▶ Directions for this task
Your task is to repeat, word for word, the line containing "Convert this document image to plain text." and all lines that follow it to the end of the material, and no other lines.

▶ Data records
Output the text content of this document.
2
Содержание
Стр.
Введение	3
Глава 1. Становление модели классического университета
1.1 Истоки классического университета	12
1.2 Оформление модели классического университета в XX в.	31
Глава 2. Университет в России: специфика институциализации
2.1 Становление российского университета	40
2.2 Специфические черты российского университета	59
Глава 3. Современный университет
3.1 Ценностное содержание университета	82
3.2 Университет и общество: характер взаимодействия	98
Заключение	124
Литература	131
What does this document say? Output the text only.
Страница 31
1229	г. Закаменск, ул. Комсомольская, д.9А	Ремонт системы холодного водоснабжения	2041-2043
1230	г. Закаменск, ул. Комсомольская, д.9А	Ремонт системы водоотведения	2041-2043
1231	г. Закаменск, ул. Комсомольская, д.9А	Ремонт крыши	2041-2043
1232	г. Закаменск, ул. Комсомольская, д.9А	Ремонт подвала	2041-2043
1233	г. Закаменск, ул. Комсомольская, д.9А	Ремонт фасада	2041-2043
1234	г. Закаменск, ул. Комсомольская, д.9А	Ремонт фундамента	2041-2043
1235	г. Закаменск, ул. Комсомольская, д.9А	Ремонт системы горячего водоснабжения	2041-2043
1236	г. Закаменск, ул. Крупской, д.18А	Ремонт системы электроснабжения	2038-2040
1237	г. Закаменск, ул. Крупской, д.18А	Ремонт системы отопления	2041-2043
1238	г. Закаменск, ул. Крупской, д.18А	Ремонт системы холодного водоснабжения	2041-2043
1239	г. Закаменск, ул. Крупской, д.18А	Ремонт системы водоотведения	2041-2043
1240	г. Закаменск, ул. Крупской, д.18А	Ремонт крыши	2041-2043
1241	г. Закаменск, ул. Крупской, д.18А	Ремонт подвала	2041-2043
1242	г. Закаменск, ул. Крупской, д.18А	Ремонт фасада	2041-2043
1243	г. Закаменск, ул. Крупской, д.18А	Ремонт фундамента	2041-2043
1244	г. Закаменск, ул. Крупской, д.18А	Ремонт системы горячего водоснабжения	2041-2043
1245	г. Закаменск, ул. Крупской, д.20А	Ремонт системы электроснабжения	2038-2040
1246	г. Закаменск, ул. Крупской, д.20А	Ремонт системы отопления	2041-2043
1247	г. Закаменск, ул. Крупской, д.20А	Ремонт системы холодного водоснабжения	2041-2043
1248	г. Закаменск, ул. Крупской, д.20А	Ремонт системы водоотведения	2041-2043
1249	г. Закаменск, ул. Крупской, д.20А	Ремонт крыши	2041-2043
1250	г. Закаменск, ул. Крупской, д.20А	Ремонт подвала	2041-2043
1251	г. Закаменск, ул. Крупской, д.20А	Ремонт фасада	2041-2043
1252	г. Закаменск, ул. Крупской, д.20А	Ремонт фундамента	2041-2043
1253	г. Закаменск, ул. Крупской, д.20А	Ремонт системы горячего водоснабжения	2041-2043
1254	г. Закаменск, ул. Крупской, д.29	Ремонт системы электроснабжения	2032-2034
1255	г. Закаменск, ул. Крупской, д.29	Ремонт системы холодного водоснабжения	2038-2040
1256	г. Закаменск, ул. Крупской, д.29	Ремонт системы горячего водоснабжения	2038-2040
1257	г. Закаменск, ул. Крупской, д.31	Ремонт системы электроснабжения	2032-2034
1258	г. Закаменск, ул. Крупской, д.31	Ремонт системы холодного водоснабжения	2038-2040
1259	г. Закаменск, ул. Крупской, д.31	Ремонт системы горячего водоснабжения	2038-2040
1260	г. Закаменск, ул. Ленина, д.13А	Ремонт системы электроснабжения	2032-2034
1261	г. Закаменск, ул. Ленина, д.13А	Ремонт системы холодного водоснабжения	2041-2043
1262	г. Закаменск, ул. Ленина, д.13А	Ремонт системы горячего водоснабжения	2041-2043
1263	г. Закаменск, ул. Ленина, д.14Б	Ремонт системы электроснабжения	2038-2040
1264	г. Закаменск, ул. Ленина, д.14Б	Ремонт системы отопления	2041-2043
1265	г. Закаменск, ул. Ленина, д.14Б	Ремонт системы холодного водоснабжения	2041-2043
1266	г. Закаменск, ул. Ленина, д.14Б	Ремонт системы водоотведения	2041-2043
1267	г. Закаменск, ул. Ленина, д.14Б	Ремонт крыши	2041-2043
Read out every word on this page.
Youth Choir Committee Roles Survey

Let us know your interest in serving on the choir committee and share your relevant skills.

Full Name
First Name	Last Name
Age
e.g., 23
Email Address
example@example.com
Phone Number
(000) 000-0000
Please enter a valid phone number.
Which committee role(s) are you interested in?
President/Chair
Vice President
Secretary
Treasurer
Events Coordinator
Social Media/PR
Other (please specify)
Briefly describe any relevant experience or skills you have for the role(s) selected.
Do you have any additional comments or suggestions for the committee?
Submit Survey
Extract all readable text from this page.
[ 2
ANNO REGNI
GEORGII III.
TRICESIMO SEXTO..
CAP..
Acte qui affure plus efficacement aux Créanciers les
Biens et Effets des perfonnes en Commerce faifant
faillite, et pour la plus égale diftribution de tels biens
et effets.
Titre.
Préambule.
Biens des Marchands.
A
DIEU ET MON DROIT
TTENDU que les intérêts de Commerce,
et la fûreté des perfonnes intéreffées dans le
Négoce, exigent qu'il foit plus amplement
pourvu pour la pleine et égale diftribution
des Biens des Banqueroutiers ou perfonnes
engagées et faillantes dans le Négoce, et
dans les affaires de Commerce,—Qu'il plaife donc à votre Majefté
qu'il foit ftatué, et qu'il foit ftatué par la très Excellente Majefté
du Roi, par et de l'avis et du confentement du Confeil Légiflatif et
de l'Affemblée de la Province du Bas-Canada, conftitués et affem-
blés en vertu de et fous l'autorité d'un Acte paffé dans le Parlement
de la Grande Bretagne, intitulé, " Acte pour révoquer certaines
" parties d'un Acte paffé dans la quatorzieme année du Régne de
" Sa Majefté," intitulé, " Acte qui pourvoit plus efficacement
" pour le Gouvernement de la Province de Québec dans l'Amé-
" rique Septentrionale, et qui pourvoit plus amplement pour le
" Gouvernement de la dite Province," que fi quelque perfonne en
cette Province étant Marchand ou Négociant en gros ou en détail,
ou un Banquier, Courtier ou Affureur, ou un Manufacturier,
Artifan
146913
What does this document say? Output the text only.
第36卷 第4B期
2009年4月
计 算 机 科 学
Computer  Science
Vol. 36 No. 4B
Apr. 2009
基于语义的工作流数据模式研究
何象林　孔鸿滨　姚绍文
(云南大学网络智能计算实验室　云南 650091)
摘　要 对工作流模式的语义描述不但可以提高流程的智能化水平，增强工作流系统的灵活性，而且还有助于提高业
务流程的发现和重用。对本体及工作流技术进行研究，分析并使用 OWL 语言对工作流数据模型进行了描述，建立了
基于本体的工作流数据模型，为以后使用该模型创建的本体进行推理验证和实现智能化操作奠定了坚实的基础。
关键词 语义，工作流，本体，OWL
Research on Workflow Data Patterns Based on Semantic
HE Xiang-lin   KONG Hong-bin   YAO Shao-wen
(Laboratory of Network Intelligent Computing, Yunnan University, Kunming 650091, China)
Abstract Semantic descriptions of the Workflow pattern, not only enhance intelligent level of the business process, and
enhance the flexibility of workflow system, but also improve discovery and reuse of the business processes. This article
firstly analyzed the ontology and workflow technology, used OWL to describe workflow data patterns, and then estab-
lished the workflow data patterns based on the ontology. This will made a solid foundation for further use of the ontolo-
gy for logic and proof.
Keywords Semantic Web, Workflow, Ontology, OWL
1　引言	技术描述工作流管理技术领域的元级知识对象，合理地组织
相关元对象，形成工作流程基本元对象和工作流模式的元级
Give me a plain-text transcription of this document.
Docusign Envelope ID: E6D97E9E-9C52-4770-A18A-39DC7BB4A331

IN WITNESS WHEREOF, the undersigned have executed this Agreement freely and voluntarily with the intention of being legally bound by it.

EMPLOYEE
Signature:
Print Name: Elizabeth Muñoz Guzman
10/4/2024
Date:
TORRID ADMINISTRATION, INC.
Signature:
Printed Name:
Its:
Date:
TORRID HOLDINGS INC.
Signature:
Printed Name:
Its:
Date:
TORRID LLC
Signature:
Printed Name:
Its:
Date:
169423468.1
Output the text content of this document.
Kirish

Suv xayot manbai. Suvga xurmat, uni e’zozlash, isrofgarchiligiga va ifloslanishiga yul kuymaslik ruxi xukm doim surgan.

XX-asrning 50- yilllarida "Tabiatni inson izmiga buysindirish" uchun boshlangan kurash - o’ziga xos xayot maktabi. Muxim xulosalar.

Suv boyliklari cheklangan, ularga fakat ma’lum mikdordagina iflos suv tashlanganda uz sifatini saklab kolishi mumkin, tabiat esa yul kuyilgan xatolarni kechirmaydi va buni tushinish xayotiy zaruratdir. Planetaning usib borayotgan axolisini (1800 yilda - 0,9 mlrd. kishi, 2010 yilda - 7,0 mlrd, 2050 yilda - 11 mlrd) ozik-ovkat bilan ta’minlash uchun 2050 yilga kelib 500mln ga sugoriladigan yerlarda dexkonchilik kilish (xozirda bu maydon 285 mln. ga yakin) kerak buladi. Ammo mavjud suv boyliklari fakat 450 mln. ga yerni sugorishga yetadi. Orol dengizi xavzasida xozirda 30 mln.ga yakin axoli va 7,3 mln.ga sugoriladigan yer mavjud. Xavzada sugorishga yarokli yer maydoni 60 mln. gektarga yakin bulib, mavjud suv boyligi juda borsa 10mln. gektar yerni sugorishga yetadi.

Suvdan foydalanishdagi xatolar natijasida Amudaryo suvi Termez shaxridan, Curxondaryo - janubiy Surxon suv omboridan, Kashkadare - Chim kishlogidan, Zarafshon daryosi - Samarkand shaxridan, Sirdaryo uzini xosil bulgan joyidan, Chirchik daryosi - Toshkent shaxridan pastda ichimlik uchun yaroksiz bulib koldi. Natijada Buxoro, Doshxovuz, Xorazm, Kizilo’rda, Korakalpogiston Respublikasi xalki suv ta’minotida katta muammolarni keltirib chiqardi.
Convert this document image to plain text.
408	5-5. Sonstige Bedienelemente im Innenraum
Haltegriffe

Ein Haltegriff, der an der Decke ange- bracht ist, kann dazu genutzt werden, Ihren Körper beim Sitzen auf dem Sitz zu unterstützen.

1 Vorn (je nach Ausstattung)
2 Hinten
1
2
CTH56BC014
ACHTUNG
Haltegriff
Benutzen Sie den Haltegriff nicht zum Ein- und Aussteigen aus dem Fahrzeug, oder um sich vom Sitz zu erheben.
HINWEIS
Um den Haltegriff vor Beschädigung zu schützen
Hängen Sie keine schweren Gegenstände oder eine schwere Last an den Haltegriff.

▶ Answer in full
Convert this document image to plain text.
408	5-5. Sonstige Bedienelemente im Innenraum
Haltegriffe

Ein Haltegriff, der an der Decke ange- bracht ist, kann dazu genutzt werden, Ihren Körper beim Sitzen auf dem Sitz zu unterstützen.

1 Vorn (je nach Ausstattung)
2 Hinten
1
2
CTH56BC014
ACHTUNG
Haltegriff
Benutzen Sie den Haltegriff nicht zum Ein- und Aussteigen aus dem Fahrzeug, oder um sich vom Sitz zu erheben.
HINWEIS
Um den Haltegriff vor Beschädigung zu schützen
Hängen Sie keine schweren Gegenstände oder eine schwere Last an den Haltegriff.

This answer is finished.